● Prompt
Word for word, retype every entry in the listing.

[Dataset items]

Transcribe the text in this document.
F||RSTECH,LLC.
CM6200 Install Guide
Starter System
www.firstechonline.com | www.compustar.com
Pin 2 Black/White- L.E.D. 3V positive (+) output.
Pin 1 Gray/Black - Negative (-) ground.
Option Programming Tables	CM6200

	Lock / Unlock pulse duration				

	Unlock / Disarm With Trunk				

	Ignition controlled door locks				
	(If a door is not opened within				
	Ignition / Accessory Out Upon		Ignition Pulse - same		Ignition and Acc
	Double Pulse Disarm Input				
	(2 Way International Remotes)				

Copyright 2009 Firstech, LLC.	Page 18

● Complete answer
Transcribe the text in this document.
F||RSTECH,LLC.
CM6200 Install Guide
Starter System
www.firstechonline.com | www.compustar.com
Pin 2 Black/White- L.E.D. 3V positive (+) output.
Pin 1 Gray/Black - Negative (-) ground.
Option Programming Tables	CM6200

	Lock / Unlock pulse duration				

	Unlock / Disarm With Trunk				

	Ignition controlled door locks				
	(If a door is not opened within				
	Ignition / Accessory Out Upon		Ignition Pulse - same		Ignition and Acc
	Double Pulse Disarm Input				
	(2 Way International Remotes)				

Copyright 2009 Firstech, LLC.	Page 18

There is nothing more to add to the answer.